What you have to do => Without altering anything, output the material below.
-- start of Excerpted data --
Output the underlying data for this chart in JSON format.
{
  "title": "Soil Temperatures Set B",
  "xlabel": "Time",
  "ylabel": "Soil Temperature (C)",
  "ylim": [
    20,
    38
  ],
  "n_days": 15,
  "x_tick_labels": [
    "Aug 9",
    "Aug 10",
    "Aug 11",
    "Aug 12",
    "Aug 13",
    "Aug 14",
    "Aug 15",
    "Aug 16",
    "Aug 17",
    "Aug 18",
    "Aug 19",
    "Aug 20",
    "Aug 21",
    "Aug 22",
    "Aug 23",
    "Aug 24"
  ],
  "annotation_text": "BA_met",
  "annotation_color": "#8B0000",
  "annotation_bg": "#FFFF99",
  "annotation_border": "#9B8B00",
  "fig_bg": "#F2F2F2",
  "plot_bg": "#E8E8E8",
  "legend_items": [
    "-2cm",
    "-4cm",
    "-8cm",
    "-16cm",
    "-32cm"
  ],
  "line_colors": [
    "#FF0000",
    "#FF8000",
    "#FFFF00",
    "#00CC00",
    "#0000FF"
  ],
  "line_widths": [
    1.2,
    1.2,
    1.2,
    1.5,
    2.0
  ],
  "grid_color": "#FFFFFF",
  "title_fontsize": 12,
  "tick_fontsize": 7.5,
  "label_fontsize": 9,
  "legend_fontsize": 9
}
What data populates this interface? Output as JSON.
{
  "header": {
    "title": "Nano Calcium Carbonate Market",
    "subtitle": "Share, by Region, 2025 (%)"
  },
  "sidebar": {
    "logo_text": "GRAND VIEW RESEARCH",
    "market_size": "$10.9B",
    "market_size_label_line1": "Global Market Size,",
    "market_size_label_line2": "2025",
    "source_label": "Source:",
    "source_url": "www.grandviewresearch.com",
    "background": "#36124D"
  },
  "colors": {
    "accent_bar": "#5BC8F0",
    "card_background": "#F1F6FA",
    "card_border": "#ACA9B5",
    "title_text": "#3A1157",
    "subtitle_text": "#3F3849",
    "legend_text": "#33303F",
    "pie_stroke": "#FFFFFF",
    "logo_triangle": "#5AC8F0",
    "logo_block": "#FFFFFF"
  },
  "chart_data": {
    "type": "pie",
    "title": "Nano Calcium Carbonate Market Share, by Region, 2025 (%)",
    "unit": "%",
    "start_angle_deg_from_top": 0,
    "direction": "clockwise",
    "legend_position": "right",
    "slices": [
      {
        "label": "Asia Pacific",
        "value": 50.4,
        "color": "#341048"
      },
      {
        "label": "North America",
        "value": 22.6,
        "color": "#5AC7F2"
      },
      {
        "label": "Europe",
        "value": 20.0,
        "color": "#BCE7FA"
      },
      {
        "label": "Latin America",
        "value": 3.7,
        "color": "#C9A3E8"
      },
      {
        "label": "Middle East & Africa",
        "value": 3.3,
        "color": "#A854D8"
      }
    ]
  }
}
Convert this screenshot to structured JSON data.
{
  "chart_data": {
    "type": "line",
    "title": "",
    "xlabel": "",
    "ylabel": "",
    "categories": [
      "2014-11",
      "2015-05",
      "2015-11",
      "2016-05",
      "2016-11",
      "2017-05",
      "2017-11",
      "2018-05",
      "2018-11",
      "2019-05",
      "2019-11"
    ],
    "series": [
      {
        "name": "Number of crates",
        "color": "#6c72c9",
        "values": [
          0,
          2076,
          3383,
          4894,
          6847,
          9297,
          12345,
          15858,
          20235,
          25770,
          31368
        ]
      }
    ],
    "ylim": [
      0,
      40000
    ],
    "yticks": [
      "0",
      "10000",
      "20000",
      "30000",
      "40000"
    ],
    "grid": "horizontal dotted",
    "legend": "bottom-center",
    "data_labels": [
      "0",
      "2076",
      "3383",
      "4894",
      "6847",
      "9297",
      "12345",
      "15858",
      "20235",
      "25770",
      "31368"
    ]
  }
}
-- end of Excerpted data --
Exercise answer =>
Output the underlying data for this chart in JSON format.
{
  "title": "Soil Temperatures Set B",
  "xlabel": "Time",
  "ylabel": "Soil Temperature (C)",
  "ylim": [
    20,
    38
  ],
  "n_days": 15,
  "x_tick_labels": [
    "Aug 9",
    "Aug 10",
    "Aug 11",
    "Aug 12",
    "Aug 13",
    "Aug 14",
    "Aug 15",
    "Aug 16",
    "Aug 17",
    "Aug 18",
    "Aug 19",
    "Aug 20",
    "Aug 21",
    "Aug 22",
    "Aug 23",
    "Aug 24"
  ],
  "annotation_text": "BA_met",
  "annotation_color": "#8B0000",
  "annotation_bg": "#FFFF99",
  "annotation_border": "#9B8B00",
  "fig_bg": "#F2F2F2",
  "plot_bg": "#E8E8E8",
  "legend_items": [
    "-2cm",
    "-4cm",
    "-8cm",
    "-16cm",
    "-32cm"
  ],
  "line_colors": [
    "#FF0000",
    "#FF8000",
    "#FFFF00",
    "#00CC00",
    "#0000FF"
  ],
  "line_widths": [
    1.2,
    1.2,
    1.2,
    1.5,
    2.0
  ],
  "grid_color": "#FFFFFF",
  "title_fontsize": 12,
  "tick_fontsize": 7.5,
  "label_fontsize": 9,
  "legend_fontsize": 9
}
What data populates this interface? Output as JSON.
{
  "header": {
    "title": "Nano Calcium Carbonate Market",
    "subtitle": "Share, by Region, 2025 (%)"
  },
  "sidebar": {
    "logo_text": "GRAND VIEW RESEARCH",
    "market_size": "$10.9B",
    "market_size_label_line1": "Global Market Size,",
    "market_size_label_line2": "2025",
    "source_label": "Source:",
    "source_url": "www.grandviewresearch.com",
    "background": "#36124D"
  },
  "colors": {
    "accent_bar": "#5BC8F0",
    "card_background": "#F1F6FA",
    "card_border": "#ACA9B5",
    "title_text": "#3A1157",
    "subtitle_text": "#3F3849",
    "legend_text": "#33303F",
    "pie_stroke": "#FFFFFF",
    "logo_triangle": "#5AC8F0",
    "logo_block": "#FFFFFF"
  },
  "chart_data": {
    "type": "pie",
    "title": "Nano Calcium Carbonate Market Share, by Region, 2025 (%)",
    "unit": "%",
    "start_angle_deg_from_top": 0,
    "direction": "clockwise",
    "legend_position": "right",
    "slices": [
      {
        "label": "Asia Pacific",
        "value": 50.4,
        "color": "#341048"
      },
      {
        "label": "North America",
        "value": 22.6,
        "color": "#5AC7F2"
      },
      {
        "label": "Europe",
        "value": 20.0,
        "color": "#BCE7FA"
      },
      {
        "label": "Latin America",
        "value": 3.7,
        "color": "#C9A3E8"
      },
      {
        "label": "Middle East & Africa",
        "value": 3.3,
        "color": "#A854D8"
      }
    ]
  }
}
Convert this screenshot to structured JSON data.
{
  "chart_data": {
    "type": "line",
    "title": "",
    "xlabel": "",
    "ylabel": "",
    "categories": [
      "2014-11",
      "2015-05",
      "2015-11",
      "2016-05",
      "2016-11",
      "2017-05",
      "2017-11",
      "2018-05",
      "2018-11",
      "2019-05",
      "2019-11"
    ],
    "series": [
      {
        "name": "Number of crates",
        "color": "#6c72c9",
        "values": [
          0,
          2076,
          3383,
          4894,
          6847,
          9297,
          12345,
          15858,
          20235,
          25770,
          31368
        ]
      }
    ],
    "ylim": [
      0,
      40000
    ],
    "yticks": [
      "0",
      "10000",
      "20000",
      "30000",
      "40000"
    ],
    "grid": "horizontal dotted",
    "legend": "bottom-center",
    "data_labels": [
      "0",
      "2076",
      "3383",
      "4894",
      "6847",
      "9297",
      "12345",
      "15858",
      "20235",
      "25770",
      "31368"
    ]
  }
}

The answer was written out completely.